Stored entries
○ ○ ○ ○ ○ ○ ○
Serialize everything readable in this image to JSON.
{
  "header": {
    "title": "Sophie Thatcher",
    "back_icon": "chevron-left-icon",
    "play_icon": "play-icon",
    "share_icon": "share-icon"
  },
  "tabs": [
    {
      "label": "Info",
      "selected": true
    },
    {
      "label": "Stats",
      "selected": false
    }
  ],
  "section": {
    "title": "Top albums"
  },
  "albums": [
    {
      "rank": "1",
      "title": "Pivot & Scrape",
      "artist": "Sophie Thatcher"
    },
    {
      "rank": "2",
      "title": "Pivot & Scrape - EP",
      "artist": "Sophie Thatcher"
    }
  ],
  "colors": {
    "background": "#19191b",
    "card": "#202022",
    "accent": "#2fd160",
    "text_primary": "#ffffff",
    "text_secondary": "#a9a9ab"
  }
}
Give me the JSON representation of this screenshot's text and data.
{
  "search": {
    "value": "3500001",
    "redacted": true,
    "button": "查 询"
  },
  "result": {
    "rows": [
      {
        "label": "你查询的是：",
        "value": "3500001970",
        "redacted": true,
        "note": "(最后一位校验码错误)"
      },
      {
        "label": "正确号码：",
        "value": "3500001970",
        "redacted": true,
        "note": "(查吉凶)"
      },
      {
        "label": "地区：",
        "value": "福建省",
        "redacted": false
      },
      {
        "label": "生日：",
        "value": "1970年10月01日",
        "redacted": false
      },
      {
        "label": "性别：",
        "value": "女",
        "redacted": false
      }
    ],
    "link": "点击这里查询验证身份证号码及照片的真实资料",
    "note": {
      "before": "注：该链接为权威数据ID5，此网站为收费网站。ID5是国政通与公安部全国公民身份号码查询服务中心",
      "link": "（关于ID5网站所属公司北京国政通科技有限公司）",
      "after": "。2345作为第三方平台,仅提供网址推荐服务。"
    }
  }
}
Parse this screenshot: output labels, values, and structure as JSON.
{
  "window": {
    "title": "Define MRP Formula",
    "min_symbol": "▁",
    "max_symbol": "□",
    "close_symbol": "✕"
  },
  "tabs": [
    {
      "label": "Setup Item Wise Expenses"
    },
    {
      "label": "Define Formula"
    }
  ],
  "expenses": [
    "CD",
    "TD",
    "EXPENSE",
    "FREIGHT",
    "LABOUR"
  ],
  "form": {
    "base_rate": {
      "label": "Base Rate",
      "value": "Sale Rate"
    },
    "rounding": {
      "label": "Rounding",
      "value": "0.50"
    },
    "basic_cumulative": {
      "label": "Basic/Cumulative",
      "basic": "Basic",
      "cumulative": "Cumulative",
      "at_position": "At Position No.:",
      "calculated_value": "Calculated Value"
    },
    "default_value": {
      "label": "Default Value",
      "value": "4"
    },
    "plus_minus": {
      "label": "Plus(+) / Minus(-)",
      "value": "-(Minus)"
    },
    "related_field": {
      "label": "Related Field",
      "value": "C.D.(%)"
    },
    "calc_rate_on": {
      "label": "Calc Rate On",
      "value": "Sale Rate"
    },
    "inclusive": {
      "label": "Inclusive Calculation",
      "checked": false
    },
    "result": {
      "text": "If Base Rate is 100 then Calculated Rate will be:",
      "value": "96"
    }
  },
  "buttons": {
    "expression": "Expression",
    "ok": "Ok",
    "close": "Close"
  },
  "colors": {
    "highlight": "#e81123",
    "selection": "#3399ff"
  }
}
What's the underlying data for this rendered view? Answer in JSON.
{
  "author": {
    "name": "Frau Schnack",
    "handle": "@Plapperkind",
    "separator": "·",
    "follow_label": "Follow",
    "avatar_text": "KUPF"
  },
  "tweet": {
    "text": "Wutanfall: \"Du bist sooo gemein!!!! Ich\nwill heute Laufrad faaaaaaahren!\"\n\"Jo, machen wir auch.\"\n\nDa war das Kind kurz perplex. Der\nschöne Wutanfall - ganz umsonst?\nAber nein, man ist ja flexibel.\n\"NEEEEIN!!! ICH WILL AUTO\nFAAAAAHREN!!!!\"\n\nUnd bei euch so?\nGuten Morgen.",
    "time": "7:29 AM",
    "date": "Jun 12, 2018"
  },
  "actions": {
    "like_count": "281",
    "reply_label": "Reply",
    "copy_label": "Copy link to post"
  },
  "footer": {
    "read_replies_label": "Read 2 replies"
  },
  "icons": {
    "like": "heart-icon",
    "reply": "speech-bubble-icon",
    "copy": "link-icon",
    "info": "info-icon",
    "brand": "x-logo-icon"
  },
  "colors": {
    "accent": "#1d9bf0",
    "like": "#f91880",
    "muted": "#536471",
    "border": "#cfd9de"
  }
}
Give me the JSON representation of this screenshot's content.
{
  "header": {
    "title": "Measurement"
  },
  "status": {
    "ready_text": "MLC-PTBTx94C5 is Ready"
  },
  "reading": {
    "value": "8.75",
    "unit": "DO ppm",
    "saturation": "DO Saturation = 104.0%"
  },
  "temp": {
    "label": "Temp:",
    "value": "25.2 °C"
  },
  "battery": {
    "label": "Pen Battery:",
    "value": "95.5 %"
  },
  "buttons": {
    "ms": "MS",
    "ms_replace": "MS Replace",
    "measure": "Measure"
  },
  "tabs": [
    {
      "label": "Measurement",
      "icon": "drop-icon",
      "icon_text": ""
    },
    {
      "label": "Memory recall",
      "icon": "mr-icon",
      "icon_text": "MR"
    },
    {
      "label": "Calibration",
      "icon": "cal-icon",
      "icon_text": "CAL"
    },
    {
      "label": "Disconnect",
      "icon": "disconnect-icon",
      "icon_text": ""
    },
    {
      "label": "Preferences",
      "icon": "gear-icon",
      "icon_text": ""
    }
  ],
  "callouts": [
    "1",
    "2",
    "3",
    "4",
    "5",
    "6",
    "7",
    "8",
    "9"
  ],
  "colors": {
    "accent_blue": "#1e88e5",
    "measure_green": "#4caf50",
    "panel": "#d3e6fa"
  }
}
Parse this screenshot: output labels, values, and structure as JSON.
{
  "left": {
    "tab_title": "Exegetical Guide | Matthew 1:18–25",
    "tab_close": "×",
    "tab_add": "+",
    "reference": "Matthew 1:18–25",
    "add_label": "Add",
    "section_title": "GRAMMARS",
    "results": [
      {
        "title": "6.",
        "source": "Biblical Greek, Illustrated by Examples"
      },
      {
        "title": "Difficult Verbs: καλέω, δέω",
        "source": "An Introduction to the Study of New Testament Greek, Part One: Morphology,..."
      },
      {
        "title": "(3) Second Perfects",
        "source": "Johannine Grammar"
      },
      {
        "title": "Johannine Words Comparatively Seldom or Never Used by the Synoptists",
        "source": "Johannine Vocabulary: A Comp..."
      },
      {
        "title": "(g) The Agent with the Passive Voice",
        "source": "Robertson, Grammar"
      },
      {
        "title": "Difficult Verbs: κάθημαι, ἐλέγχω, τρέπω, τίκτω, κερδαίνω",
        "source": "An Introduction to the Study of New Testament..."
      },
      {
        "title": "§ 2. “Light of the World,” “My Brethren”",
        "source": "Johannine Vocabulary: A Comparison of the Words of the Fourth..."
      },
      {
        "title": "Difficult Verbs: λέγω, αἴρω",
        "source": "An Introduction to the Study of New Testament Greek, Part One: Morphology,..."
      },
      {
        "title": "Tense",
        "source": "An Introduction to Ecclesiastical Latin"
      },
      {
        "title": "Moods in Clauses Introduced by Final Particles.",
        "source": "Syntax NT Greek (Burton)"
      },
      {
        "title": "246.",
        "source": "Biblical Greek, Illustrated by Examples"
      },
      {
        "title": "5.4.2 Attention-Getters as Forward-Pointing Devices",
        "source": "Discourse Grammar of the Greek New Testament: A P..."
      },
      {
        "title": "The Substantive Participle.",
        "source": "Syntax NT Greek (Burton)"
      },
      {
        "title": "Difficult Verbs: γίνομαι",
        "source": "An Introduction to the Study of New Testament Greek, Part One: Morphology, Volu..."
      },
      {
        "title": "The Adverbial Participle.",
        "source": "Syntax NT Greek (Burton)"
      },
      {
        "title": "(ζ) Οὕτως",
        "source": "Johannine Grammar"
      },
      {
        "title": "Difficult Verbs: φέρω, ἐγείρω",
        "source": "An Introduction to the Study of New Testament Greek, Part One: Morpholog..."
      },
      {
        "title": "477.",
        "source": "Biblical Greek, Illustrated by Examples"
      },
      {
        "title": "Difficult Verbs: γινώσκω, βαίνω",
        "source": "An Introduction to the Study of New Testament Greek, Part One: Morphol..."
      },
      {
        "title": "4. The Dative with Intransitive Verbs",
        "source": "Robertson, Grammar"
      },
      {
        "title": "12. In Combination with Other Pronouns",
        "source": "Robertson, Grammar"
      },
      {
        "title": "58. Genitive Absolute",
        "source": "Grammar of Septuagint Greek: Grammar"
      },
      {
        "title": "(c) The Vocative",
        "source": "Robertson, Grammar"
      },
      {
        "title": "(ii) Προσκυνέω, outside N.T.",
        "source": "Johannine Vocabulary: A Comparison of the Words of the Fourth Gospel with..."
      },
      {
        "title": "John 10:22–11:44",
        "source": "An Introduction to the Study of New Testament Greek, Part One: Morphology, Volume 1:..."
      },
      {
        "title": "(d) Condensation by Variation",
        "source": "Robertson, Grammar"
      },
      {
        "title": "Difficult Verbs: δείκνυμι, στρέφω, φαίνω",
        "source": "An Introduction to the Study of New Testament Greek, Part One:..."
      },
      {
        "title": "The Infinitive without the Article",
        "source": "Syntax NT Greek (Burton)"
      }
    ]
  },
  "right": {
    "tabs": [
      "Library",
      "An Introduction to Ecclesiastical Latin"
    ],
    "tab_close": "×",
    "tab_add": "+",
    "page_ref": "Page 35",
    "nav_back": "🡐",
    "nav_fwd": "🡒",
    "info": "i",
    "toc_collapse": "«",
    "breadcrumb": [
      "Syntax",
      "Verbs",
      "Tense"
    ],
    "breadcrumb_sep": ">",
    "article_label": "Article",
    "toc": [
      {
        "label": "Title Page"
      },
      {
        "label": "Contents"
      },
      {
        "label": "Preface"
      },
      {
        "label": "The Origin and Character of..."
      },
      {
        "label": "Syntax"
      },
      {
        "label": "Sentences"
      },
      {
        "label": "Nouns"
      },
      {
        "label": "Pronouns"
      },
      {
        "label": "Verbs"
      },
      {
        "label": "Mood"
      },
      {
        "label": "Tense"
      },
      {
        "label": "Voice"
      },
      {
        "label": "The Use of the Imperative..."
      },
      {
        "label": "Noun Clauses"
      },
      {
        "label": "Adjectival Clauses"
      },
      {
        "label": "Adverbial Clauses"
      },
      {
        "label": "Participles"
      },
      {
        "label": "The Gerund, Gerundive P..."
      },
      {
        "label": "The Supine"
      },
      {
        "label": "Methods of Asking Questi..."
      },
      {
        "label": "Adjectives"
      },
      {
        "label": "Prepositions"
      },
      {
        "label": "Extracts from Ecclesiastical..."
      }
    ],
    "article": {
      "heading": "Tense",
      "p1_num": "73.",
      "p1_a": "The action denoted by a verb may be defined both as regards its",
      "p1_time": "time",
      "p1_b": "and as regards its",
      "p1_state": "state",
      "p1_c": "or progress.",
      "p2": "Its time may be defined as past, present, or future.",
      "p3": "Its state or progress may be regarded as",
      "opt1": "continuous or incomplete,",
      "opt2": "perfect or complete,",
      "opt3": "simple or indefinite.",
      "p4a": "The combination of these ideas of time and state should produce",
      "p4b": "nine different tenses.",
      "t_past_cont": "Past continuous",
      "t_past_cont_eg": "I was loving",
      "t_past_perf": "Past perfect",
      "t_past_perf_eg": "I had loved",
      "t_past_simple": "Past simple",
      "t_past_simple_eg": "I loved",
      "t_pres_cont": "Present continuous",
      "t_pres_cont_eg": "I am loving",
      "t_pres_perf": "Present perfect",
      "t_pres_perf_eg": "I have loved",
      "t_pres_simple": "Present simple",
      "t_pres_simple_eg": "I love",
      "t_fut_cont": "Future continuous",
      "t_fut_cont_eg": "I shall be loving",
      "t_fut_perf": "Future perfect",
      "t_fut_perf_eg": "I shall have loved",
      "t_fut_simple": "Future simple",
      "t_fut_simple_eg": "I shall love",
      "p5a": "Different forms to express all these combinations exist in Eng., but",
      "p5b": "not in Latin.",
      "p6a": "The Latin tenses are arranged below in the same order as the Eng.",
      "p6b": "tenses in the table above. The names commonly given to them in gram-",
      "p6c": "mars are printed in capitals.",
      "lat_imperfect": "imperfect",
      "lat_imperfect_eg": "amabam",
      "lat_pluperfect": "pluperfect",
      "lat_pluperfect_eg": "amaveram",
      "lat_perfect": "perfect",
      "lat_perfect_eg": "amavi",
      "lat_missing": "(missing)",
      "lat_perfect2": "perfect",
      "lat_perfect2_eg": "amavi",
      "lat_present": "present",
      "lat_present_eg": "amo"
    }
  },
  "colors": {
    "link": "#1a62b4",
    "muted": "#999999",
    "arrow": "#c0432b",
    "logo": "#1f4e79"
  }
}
○ ○ ○ ○ ○ ○ ○
* Problem *
From the data above, pick out each line containing "state" and copy it.

* Written solution *
      "p1_state": "state",
      "p3": "Its state or progress may be regarded as",
      "p4a": "The combination of these ideas of time and state should produce",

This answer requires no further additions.